[Data entries for graphics]
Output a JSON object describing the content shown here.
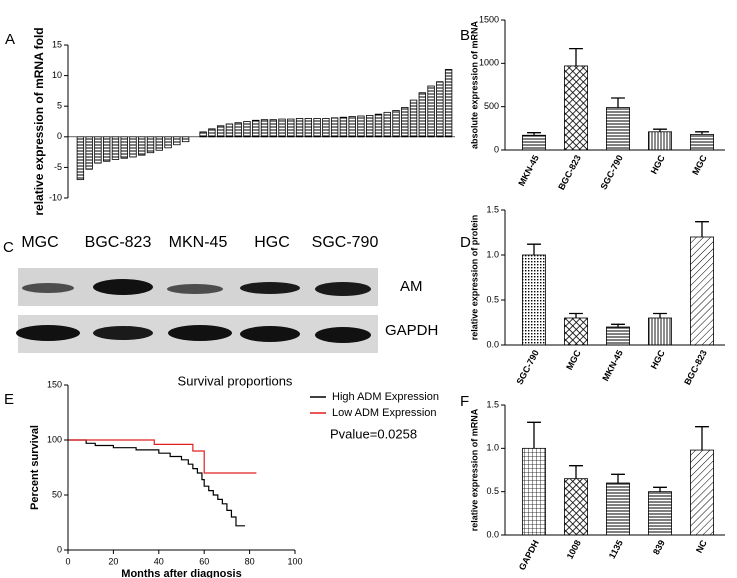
{
  "chart_data": [
    {
      "type": "bar",
      "panel_label": "A",
      "ylabel": "relative expression of mRNA fold",
      "color": "#000000",
      "values": [
        -7,
        -5.3,
        -4.3,
        -4,
        -3.7,
        -3.5,
        -3.3,
        -3,
        -2.6,
        -2.2,
        -1.8,
        -1.3,
        -0.8,
        0,
        0.8,
        1.3,
        1.8,
        2.1,
        2.3,
        2.5,
        2.7,
        2.8,
        2.8,
        2.9,
        2.9,
        3,
        3,
        3,
        3,
        3.1,
        3.2,
        3.3,
        3.4,
        3.5,
        3.7,
        4,
        4.3,
        4.8,
        6,
        7.2,
        8.3,
        9,
        11
      ],
      "ylim": [
        -10,
        15
      ],
      "yticks": [
        -10,
        -5,
        0,
        5,
        10,
        15
      ]
    },
    {
      "type": "bar",
      "panel_label": "B",
      "ylabel": "absolute expression of mRNA",
      "color": "#000000",
      "categories": [
        "MKN-45",
        "BGC-823",
        "SGC-790",
        "HGC",
        "MGC"
      ],
      "values": [
        170,
        970,
        490,
        210,
        180
      ],
      "errors": [
        30,
        200,
        110,
        30,
        30
      ],
      "ylim": [
        0,
        1500
      ],
      "yticks": [
        0,
        500,
        1000,
        1500
      ]
    },
    {
      "type": "bar",
      "panel_label": "D",
      "ylabel": "relative expression of protein",
      "color": "#000000",
      "categories": [
        "SGC-790",
        "MGC",
        "MKN-45",
        "HGC",
        "BGC-823"
      ],
      "values": [
        1.0,
        0.3,
        0.2,
        0.3,
        1.2
      ],
      "errors": [
        0.12,
        0.05,
        0.03,
        0.05,
        0.17
      ],
      "ylim": [
        0,
        1.5
      ],
      "yticks": [
        {
          "value": 0,
          "label": "0.0"
        },
        0.5,
        {
          "value": 1,
          "label": "1.0"
        },
        1.5
      ]
    },
    {
      "type": "line",
      "panel_label": "E",
      "title": "Survival proportions",
      "xlabel": "Months after diagnosis",
      "ylabel": "Percent survival",
      "annotation": "Pvalue=0.0258",
      "series": [
        {
          "name": "High ADM Expression",
          "color": "#000000",
          "x": [
            0,
            8,
            8,
            12,
            12,
            20,
            20,
            30,
            30,
            40,
            40,
            45,
            45,
            50,
            50,
            53,
            53,
            55,
            55,
            57,
            57,
            59,
            59,
            60,
            60,
            62,
            62,
            64,
            64,
            66,
            66,
            68,
            68,
            70,
            70,
            72,
            72,
            74,
            74,
            78
          ],
          "values": [
            100,
            100,
            97,
            97,
            95,
            95,
            93,
            93,
            91,
            91,
            88,
            88,
            85,
            85,
            82,
            82,
            78,
            78,
            74,
            74,
            70,
            70,
            64,
            64,
            58,
            58,
            54,
            54,
            50,
            50,
            46,
            46,
            42,
            42,
            36,
            36,
            30,
            30,
            22,
            22
          ]
        },
        {
          "name": "Low ADM Expression",
          "color": "#e02020",
          "x": [
            0,
            38,
            38,
            55,
            55,
            60,
            60,
            83
          ],
          "values": [
            100,
            100,
            96,
            96,
            90,
            90,
            70,
            70
          ]
        }
      ],
      "xlim": [
        0,
        100
      ],
      "xticks": [
        0,
        20,
        40,
        60,
        80,
        100
      ],
      "ylim": [
        0,
        150
      ],
      "yticks": [
        0,
        50,
        100,
        150
      ]
    },
    {
      "type": "bar",
      "panel_label": "F",
      "ylabel": "relative expression of mRNA",
      "color": "#000000",
      "categories": [
        "GAPDH",
        "1008",
        "1135",
        "839",
        "NC"
      ],
      "values": [
        1.0,
        0.65,
        0.6,
        0.5,
        0.98
      ],
      "errors": [
        0.3,
        0.15,
        0.1,
        0.05,
        0.27
      ],
      "ylim": [
        0,
        1.5
      ],
      "yticks": [
        {
          "value": 0,
          "label": "0.0"
        },
        0.5,
        {
          "value": 1,
          "label": "1.0"
        },
        1.5
      ]
    }
  ],
  "blot": {
    "panel_label": "C",
    "lanes": [
      "MGC",
      "BGC-823",
      "MKN-45",
      "HGC",
      "SGC-790"
    ],
    "rows": [
      "AM",
      "GAPDH"
    ]
  }
}
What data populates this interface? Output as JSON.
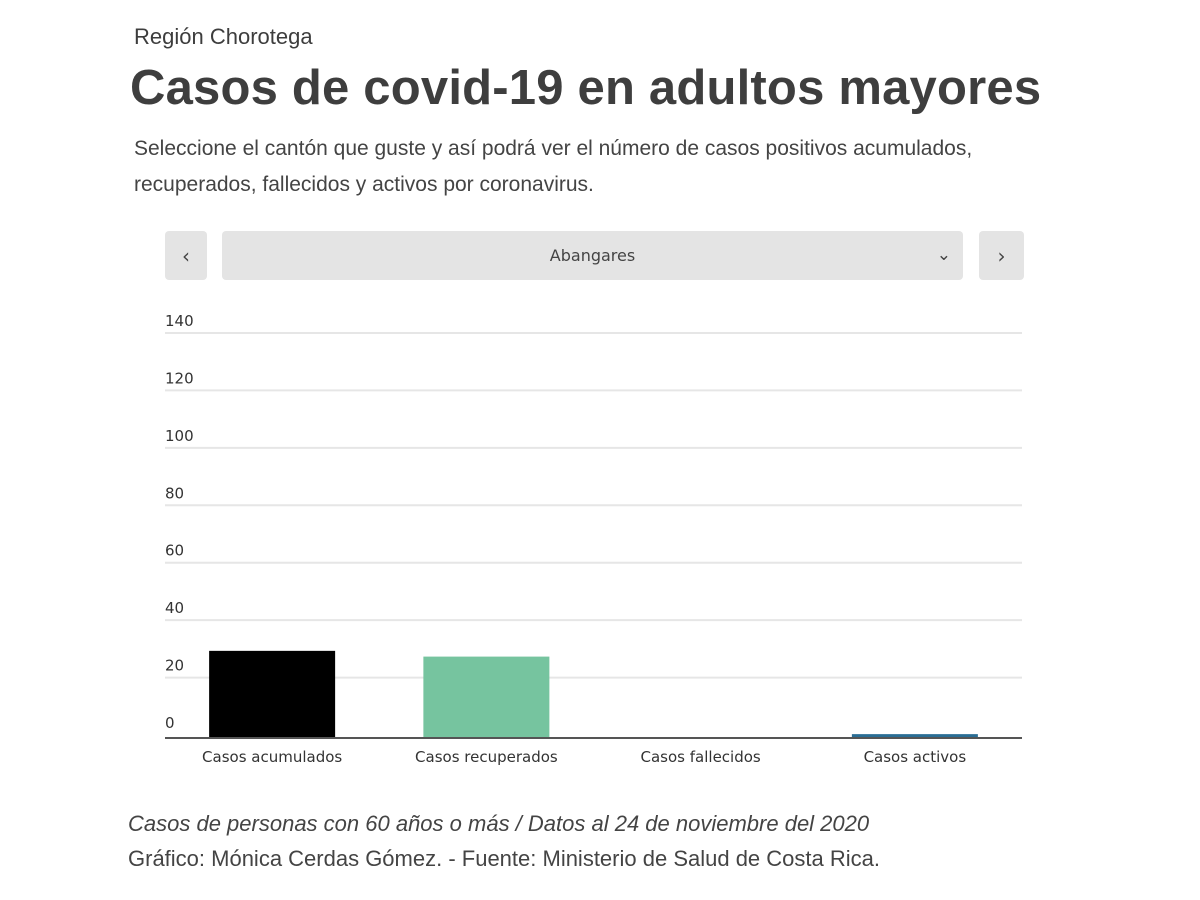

▶ **Assignment**: Determine the number of lines in the data above that contain the word "Output", and provide only that figure.

▶ **Answer space**: 2